> **Aim**: Search the records for "series". Copy every line where it appears.

> **Records for this task**:
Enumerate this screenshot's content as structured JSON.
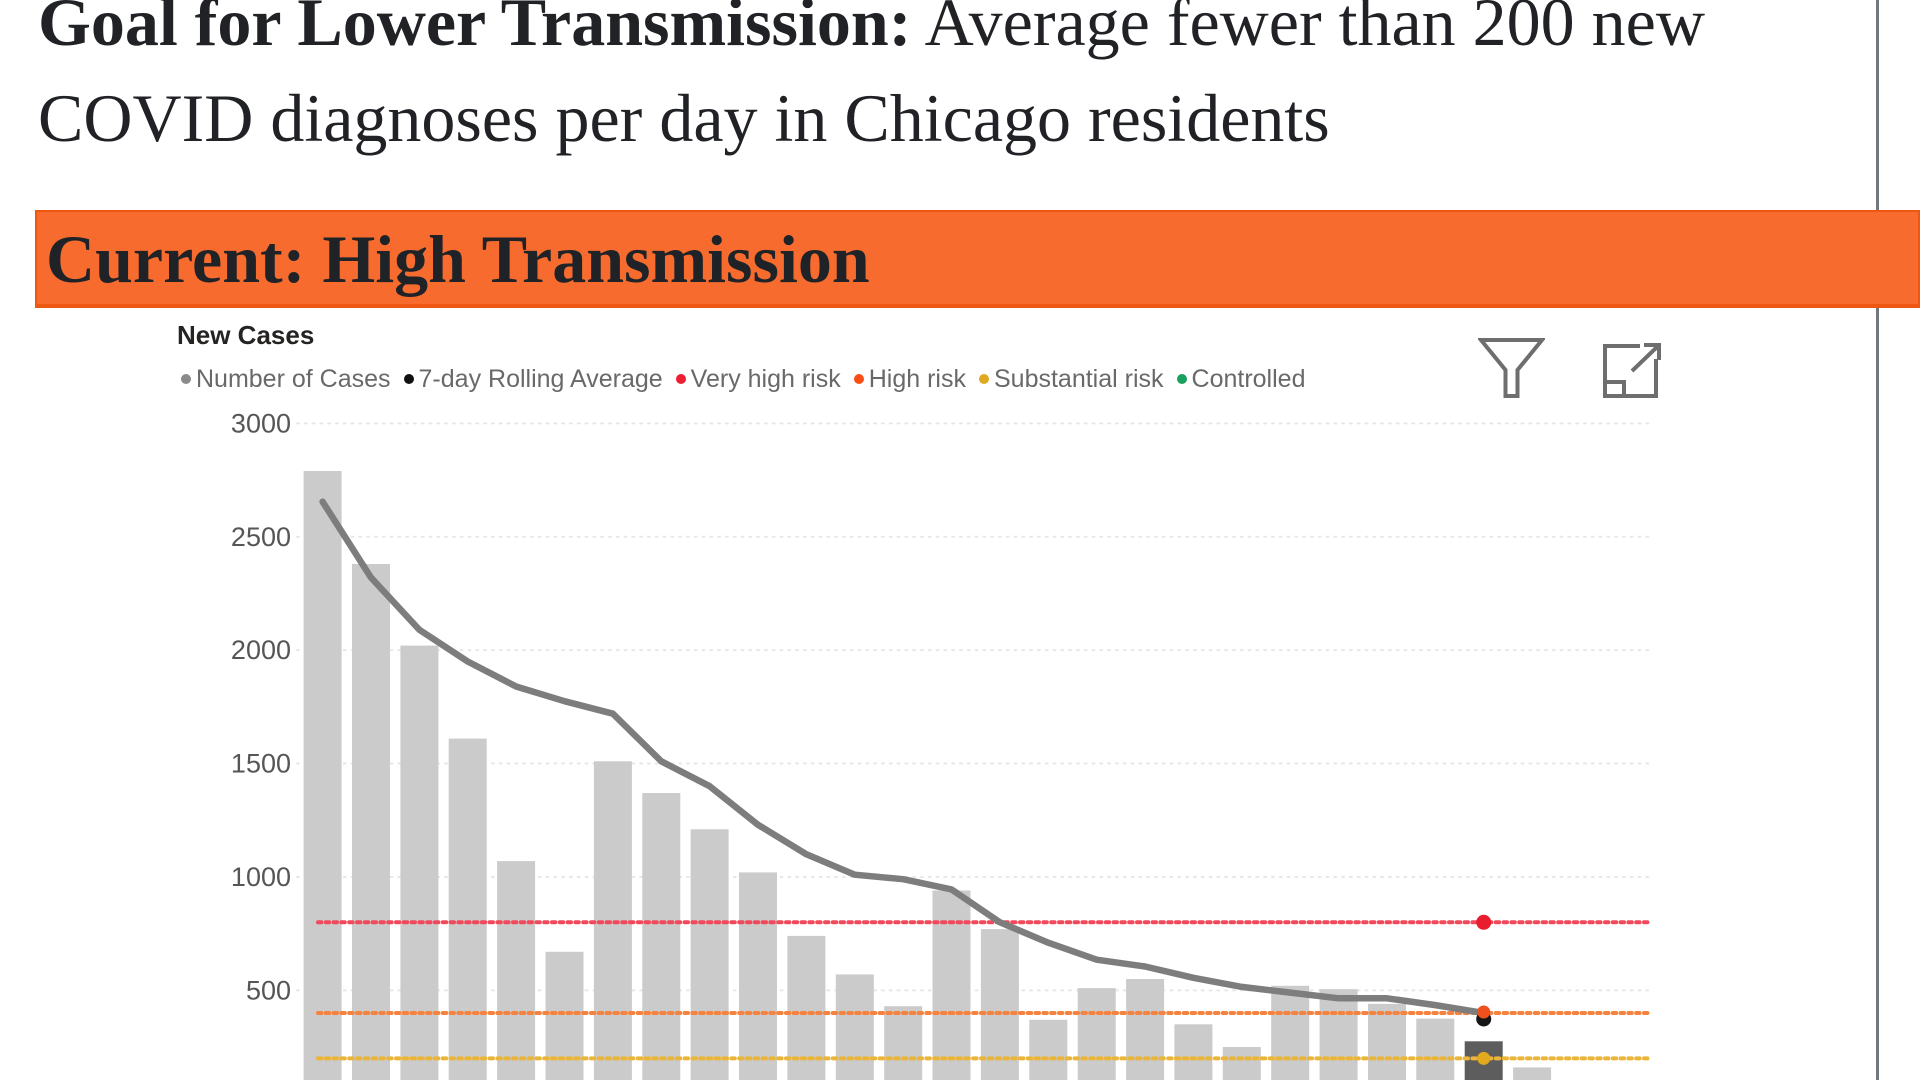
{
  "goal": {
    "bold": "Goal for Lower Transmission:",
    "line1_rest": " Average fewer than 200 new",
    "line2": "COVID diagnoses per day in Chicago residents"
  },
  "banner": {
    "text": "Current: High Transmission",
    "bg_color": "#F76C2E"
  },
  "chart": {
    "title": "New Cases",
    "legend": [
      {
        "label": "Number of Cases",
        "color": "#8A8A8A"
      },
      {
        "label": "7-day Rolling Average",
        "color": "#101010"
      },
      {
        "label": "Very high risk",
        "color": "#EE1F33"
      },
      {
        "label": "High risk",
        "color": "#F94E15"
      },
      {
        "label": "Substantial risk",
        "color": "#E0A91F"
      },
      {
        "label": "Controlled",
        "color": "#18A05C"
      }
    ],
    "icons": {
      "filter": "funnel-icon",
      "expand": "focus-mode-icon"
    }
  },
  "chart_data": {
    "type": "bar",
    "title": "New Cases",
    "series": [
      {
        "name": "Number of Cases",
        "type": "bar",
        "color": "#CBCBCB",
        "values": [
          2790,
          2380,
          2020,
          1610,
          1070,
          670,
          1510,
          1370,
          1210,
          1020,
          740,
          570,
          430,
          940,
          770,
          370,
          510,
          550,
          350,
          250,
          520,
          505,
          440,
          375,
          275,
          160
        ]
      },
      {
        "name": "7-day Rolling Average",
        "type": "line",
        "color": "#7D7D7D",
        "values": [
          2655,
          2320,
          2090,
          1950,
          1840,
          1775,
          1720,
          1510,
          1400,
          1230,
          1100,
          1010,
          990,
          945,
          800,
          710,
          635,
          605,
          555,
          515,
          490,
          465,
          465,
          435,
          400
        ]
      }
    ],
    "highlighted_bar_index": 24,
    "highlighted_bar_color": "#5D5D5D",
    "reference_lines": [
      {
        "name": "Very high risk",
        "value": 800,
        "color": "#F0495C"
      },
      {
        "name": "High risk",
        "value": 400,
        "color": "#F5823E"
      },
      {
        "name": "Substantial risk",
        "value": 200,
        "color": "#EAB539"
      }
    ],
    "end_markers": [
      {
        "series": "Very high risk",
        "value": 800,
        "color": "#E81E2E"
      },
      {
        "series": "7-day Rolling Average",
        "value": 400,
        "color": "#151515"
      },
      {
        "series": "High risk",
        "value": 400,
        "color": "#F0501E"
      },
      {
        "series": "Substantial risk",
        "value": 200,
        "color": "#E2A91E"
      }
    ],
    "ylim": [
      0,
      3000
    ],
    "y_ticks": [
      500,
      1000,
      1500,
      2000,
      2500,
      3000
    ],
    "x_tick_labels_visible": false,
    "grid": "dotted-horizontal",
    "legend_position": "top"
  }
}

> **Solution to the problem**:
    "series": [
        "series": "Very high risk",
        "series": "7-day Rolling Average",
        "series": "High risk",
        "series": "Substantial risk",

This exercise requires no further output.